→ Task
Find the lines of data that contain the string "werden", then list them.

→ Listing

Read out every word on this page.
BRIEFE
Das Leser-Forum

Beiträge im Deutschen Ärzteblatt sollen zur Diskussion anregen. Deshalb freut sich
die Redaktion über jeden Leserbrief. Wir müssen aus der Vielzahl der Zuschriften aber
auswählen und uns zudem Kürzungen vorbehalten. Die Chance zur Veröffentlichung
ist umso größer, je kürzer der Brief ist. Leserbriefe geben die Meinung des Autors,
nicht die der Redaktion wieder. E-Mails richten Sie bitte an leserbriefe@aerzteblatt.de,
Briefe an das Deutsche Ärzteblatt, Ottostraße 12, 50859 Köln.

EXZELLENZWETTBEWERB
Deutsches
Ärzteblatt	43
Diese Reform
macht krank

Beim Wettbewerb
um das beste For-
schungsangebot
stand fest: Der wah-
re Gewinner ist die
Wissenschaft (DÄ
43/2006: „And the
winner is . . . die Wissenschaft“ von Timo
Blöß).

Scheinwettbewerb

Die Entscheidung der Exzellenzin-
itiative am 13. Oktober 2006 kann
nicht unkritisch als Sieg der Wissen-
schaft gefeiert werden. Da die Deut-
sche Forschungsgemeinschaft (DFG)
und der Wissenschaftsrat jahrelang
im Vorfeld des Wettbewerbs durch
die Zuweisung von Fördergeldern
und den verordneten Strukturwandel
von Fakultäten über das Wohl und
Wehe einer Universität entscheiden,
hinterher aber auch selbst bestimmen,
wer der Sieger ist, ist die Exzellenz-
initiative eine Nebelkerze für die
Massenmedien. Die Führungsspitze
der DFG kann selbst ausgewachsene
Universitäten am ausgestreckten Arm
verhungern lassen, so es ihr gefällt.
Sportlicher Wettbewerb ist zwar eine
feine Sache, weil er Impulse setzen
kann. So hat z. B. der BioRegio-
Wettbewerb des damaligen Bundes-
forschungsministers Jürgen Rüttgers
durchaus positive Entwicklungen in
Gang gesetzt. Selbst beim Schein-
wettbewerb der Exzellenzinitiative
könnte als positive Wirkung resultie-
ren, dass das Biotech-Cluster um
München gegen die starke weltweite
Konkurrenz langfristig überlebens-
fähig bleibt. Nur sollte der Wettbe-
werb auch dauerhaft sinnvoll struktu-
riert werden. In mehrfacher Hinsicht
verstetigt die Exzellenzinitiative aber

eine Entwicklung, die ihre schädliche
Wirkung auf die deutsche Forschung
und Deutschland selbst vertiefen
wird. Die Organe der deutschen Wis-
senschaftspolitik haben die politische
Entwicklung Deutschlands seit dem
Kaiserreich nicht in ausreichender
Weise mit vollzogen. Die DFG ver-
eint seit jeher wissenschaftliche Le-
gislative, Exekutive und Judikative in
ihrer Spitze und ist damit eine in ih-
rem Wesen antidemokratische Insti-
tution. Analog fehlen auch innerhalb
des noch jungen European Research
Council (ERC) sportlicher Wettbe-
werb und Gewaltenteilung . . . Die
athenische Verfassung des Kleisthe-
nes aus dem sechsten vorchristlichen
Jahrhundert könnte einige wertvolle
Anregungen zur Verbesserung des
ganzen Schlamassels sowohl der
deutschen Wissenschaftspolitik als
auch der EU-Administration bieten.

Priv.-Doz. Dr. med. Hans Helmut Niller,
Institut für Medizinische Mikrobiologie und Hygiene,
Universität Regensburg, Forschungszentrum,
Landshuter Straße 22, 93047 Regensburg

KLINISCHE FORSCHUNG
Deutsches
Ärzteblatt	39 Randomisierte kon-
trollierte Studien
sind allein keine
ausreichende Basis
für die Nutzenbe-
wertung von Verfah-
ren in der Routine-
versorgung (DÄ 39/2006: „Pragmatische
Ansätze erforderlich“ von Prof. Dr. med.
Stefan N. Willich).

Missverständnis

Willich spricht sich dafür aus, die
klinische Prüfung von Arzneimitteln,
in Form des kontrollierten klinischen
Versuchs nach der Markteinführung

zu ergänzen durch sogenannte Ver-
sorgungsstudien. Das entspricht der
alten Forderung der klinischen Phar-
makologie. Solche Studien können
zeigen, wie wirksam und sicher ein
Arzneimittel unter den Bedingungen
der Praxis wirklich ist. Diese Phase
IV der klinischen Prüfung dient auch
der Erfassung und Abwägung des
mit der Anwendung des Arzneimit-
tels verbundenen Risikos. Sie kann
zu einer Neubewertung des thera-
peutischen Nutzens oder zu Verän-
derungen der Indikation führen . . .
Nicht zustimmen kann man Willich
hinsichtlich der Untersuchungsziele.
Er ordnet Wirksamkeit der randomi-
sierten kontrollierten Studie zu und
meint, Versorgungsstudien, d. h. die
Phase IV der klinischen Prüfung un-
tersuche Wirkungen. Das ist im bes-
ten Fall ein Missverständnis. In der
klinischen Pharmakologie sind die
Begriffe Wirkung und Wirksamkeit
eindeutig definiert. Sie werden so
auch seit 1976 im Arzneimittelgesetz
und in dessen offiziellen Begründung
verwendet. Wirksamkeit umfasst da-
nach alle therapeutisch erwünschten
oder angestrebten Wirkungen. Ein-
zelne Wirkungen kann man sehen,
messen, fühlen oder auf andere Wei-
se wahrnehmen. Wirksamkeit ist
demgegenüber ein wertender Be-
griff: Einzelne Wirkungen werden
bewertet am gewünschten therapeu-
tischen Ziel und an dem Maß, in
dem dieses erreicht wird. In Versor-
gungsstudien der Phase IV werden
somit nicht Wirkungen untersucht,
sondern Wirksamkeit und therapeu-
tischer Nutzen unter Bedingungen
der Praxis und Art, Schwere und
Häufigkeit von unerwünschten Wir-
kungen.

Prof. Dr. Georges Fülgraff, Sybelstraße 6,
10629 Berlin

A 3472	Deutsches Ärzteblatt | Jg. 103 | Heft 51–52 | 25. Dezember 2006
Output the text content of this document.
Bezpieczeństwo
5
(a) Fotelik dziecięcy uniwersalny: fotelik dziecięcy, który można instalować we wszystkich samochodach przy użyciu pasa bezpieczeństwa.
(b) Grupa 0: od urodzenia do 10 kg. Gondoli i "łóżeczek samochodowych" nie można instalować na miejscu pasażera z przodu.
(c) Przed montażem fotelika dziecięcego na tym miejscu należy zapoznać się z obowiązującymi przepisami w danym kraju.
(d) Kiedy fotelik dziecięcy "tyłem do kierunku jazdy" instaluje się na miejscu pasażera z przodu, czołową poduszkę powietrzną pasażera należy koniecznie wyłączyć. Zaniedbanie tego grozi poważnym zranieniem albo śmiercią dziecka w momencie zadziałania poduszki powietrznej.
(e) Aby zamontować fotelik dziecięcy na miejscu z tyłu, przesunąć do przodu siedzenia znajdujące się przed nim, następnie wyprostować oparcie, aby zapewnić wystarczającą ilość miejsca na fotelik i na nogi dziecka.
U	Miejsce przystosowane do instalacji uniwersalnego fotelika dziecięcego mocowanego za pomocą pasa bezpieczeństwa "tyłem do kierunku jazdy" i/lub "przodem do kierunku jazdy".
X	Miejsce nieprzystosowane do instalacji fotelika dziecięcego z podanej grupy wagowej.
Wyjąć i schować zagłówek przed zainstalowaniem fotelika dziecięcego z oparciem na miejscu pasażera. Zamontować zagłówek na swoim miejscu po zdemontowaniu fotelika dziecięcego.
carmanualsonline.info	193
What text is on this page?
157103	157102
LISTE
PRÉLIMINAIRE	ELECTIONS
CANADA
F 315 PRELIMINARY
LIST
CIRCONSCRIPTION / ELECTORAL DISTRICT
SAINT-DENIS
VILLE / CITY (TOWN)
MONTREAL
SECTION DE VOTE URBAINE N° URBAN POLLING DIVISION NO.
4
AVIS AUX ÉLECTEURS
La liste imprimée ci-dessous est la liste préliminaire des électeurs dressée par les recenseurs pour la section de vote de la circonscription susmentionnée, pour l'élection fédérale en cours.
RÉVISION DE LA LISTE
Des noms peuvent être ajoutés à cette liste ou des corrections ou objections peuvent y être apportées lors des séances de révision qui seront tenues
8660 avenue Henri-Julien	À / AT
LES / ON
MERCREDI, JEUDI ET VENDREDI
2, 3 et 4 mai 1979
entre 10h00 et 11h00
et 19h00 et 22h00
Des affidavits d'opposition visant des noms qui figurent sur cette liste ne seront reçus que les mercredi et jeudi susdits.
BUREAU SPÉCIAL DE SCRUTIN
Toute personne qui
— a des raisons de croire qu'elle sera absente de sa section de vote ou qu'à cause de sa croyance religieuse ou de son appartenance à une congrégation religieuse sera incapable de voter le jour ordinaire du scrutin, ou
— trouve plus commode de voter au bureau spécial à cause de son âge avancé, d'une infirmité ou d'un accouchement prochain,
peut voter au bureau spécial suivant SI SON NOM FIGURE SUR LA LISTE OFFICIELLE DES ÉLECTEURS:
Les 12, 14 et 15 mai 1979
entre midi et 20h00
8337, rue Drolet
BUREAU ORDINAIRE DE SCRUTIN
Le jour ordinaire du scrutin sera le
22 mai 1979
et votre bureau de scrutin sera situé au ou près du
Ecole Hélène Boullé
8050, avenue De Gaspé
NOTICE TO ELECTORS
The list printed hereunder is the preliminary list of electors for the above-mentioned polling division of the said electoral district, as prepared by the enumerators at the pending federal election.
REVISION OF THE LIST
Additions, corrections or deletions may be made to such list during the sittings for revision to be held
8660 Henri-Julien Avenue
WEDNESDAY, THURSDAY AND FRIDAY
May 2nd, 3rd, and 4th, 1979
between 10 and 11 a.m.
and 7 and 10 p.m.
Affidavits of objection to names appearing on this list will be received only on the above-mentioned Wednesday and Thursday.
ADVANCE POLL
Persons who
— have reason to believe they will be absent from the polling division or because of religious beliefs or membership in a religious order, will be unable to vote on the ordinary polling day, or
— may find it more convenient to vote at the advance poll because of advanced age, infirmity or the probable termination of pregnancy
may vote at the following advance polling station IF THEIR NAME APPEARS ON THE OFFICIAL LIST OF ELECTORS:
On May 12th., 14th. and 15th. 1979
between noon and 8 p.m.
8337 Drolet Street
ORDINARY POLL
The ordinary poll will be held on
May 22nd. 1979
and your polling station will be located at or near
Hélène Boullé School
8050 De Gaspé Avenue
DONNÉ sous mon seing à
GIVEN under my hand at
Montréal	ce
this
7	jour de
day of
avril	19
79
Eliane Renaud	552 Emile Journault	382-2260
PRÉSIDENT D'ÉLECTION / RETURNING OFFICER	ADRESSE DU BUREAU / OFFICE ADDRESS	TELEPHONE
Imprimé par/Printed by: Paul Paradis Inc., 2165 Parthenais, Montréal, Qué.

→ The output
schaft gefeiert werden. Da die Deut-
riert werden. In mehrfacher Hinsicht
eindeutig definiert. Sie werden so
griff: Einzelne Wirkungen werden
gungsstudien der Phase IV werden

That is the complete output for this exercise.